◆ **Data records**:
▼
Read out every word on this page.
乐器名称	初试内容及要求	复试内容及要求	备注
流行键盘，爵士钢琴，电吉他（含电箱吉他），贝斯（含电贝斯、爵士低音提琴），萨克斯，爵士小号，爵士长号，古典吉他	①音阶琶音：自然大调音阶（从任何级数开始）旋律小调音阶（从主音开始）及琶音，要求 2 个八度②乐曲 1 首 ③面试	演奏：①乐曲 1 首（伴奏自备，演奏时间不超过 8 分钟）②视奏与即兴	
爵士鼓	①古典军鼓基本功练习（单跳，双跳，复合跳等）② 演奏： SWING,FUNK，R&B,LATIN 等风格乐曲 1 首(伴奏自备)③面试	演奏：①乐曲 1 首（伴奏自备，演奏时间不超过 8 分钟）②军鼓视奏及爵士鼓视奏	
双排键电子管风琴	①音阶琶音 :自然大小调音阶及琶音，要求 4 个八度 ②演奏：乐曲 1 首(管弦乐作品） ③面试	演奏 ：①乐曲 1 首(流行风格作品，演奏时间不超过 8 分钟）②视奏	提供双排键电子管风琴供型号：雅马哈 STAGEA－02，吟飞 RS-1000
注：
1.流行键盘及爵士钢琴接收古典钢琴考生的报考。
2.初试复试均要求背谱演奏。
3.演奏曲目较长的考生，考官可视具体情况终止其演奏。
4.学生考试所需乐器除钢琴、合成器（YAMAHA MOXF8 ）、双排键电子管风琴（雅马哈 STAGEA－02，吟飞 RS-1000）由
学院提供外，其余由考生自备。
▲
◆ **Work to be completed**: The records above should be duplicated in full, exactly as given.

◆ **Finished task**:
Read out every word on this page.
乐器名称	初试内容及要求	复试内容及要求	备注
流行键盘，爵士钢琴，电吉他（含电箱吉他），贝斯（含电贝斯、爵士低音提琴），萨克斯，爵士小号，爵士长号，古典吉他	①音阶琶音：自然大调音阶（从任何级数开始）旋律小调音阶（从主音开始）及琶音，要求 2 个八度②乐曲 1 首 ③面试	演奏：①乐曲 1 首（伴奏自备，演奏时间不超过 8 分钟）②视奏与即兴	
爵士鼓	①古典军鼓基本功练习（单跳，双跳，复合跳等）② 演奏： SWING,FUNK，R&B,LATIN 等风格乐曲 1 首(伴奏自备)③面试	演奏：①乐曲 1 首（伴奏自备，演奏时间不超过 8 分钟）②军鼓视奏及爵士鼓视奏	
双排键电子管风琴	①音阶琶音 :自然大小调音阶及琶音，要求 4 个八度 ②演奏：乐曲 1 首(管弦乐作品） ③面试	演奏 ：①乐曲 1 首(流行风格作品，演奏时间不超过 8 分钟）②视奏	提供双排键电子管风琴供型号：雅马哈 STAGEA－02，吟飞 RS-1000
注：
1.流行键盘及爵士钢琴接收古典钢琴考生的报考。
2.初试复试均要求背谱演奏。
3.演奏曲目较长的考生，考官可视具体情况终止其演奏。
4.学生考试所需乐器除钢琴、合成器（YAMAHA MOXF8 ）、双排键电子管风琴（雅马哈 STAGEA－02，吟飞 RS-1000）由
学院提供外，其余由考生自备。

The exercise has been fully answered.